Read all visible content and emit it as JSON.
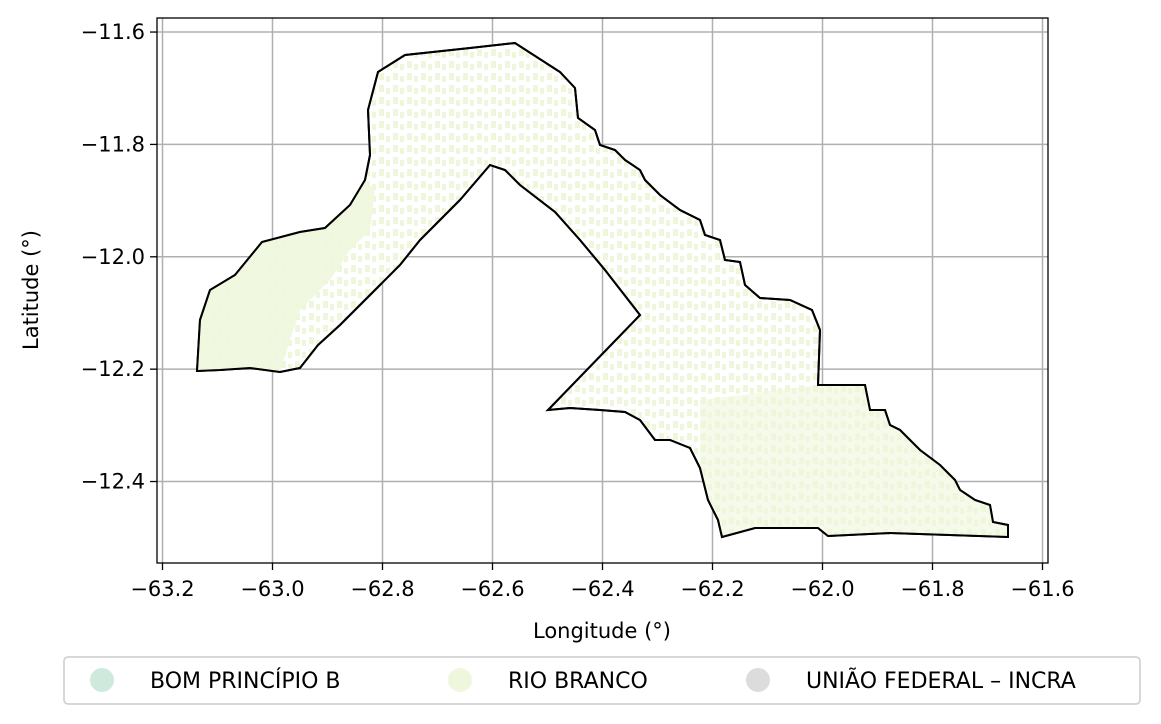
{
  "map": {
    "xlabel": "Longitude (°)",
    "ylabel": "Latitude (°)",
    "x_ticks": [
      -63.2,
      -63.0,
      -62.8,
      -62.6,
      -62.4,
      -62.2,
      -62.0,
      -61.8,
      -61.6
    ],
    "x_tick_labels": [
      "−63.2",
      "−63.0",
      "−62.8",
      "−62.6",
      "−62.4",
      "−62.2",
      "−62.0",
      "−61.8",
      "−61.6"
    ],
    "y_ticks": [
      -11.6,
      -11.8,
      -12.0,
      -12.2,
      -12.4
    ],
    "y_tick_labels": [
      "−11.6",
      "−11.8",
      "−12.0",
      "−12.2",
      "−12.4"
    ],
    "xlim": [
      -63.21,
      -61.59
    ],
    "ylim": [
      -12.545,
      -11.575
    ],
    "grid": true,
    "legend_placement": "bottom-center",
    "boundary_color": "#000000"
  },
  "legend": [
    {
      "label": "BOM PRINCÍPIO B",
      "color": "#cfeadc"
    },
    {
      "label": "RIO BRANCO",
      "color": "#eef7dc"
    },
    {
      "label": "UNIÃO FEDERAL – INCRA",
      "color": "#dcdcdc"
    }
  ]
}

◇ ◇ ◇ ◇ ◇

**TASK TO CARRY OUT:** Transcribe all the records above word for word, without their images.

**RESPONSE:**
Read all visible content and emit it as JSON.
{
  "map": {
    "xlabel": "Longitude (°)",
    "ylabel": "Latitude (°)",
    "x_ticks": [
      -63.2,
      -63.0,
      -62.8,
      -62.6,
      -62.4,
      -62.2,
      -62.0,
      -61.8,
      -61.6
    ],
    "x_tick_labels": [
      "−63.2",
      "−63.0",
      "−62.8",
      "−62.6",
      "−62.4",
      "−62.2",
      "−62.0",
      "−61.8",
      "−61.6"
    ],
    "y_ticks": [
      -11.6,
      -11.8,
      -12.0,
      -12.2,
      -12.4
    ],
    "y_tick_labels": [
      "−11.6",
      "−11.8",
      "−12.0",
      "−12.2",
      "−12.4"
    ],
    "xlim": [
      -63.21,
      -61.59
    ],
    "ylim": [
      -12.545,
      -11.575
    ],
    "grid": true,
    "legend_placement": "bottom-center",
    "boundary_color": "#000000"
  },
  "legend": [
    {
      "label": "BOM PRINCÍPIO B",
      "color": "#cfeadc"
    },
    {
      "label": "RIO BRANCO",
      "color": "#eef7dc"
    },
    {
      "label": "UNIÃO FEDERAL – INCRA",
      "color": "#dcdcdc"
    }
  ]
}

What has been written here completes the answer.